PASSAGE SHOWN

Google is addressing brands’ concerns about ads appearing adjacent to content not aligned with their values on YouTube. According to The London Times, more than 250 marketers have suspended advertising on YouTube due to concerns their ads might appear next to videos promoting terrorism and hate—a loss amounting to hundreds of millions of dollars.

Parent company Google is reassuring YouTube advertisers, a cornerstone of its business, that they’re listening and addressing their concerns.

As the largest seller of advertising on the internet, its ad business generated $22.4 billion in Q4 2016, or about 85 percent of the total revenue in the period by Google’s parent company, Alphabet. Search advertising is still its primary source of revenue, reports Kantar Media via The New York Times.

OBJECTIVES
A. Quote the passage on YouTube advertisers from "Google is addressing" to "New York Times.".
B. Write what comes next in the passage on YouTube advertisers' concerns, starting after its last sentence.
The listing after this passage has nothing to do with YouTube advertising.

DATASET EXTRACT
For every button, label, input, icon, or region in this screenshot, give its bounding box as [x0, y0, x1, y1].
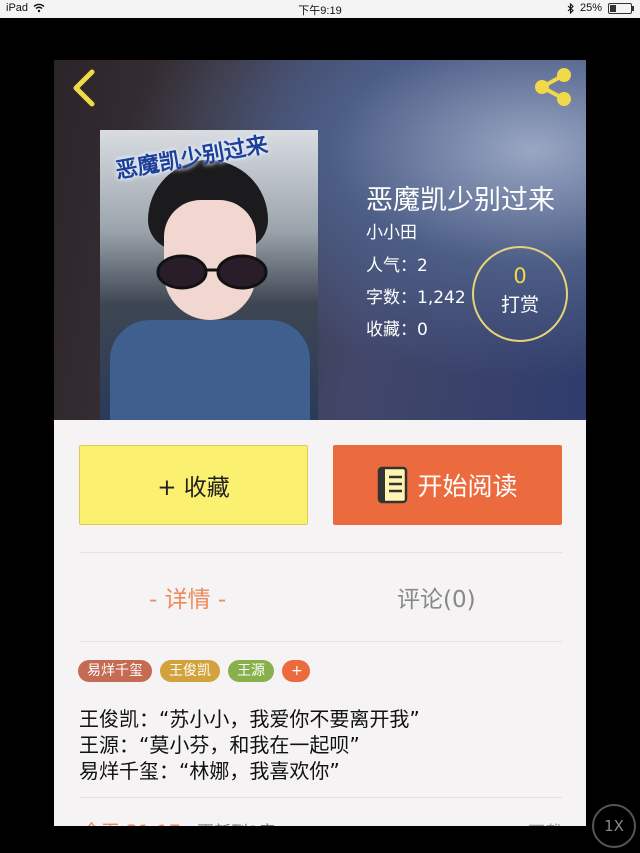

TASK-BY-TASK OUTPUTS
A.
Google is addressing brands’ concerns about ads appearing adjacent to content not aligned with their values on YouTube. According to The London Times, more than 250 marketers have suspended advertising on YouTube due to concerns their ads might appear next to videos promoting terrorism and hate—a loss amounting to hundreds of millions of dollars.

Parent company Google is reassuring YouTube advertisers, a cornerstone of its business, that they’re listening and addressing their concerns.

As the largest seller of advertising on the internet, its ad business generated $22.4 billion in Q4 2016, or about 85 percent of the total revenue in the period by Google’s parent company, Alphabet. Search advertising is still its primary source of revenue, reports Kantar Media via The New York Times.

B.
Matthew Brittin, Google’s president for Europe, Middle East and Africa, quickly announced that new safety measures were being implemented. Google Chief Business Officer Philipp Schindler has promised that the company would change the default settings for ads so they appear on content that meets higher brand safety standards which will make it easier to exclude certain sites.

Google Europe acknowledged in a blog post titled “Improving Our Brand Safety Controls,” that “With millions of sites in our network and 400 hours of video uploaded to YouTube every minute, we recognize that we don’t always get it right. In a very small percentage of cases, ads appear against content that violates our monetization policies. We promptly remove the ads in those instances, but we know we can and must do more.”

Google’s increased brand safety levels and controls for advertisers across YouTube and the web include:

Safer default for brands. Changing the default settings for ads so they show on content that meets a higher level of brand safety and excludes potentially objectionable content that advertisers may prefer not to advertise against. Brands can opt in to advertise on broader types of content if they choose.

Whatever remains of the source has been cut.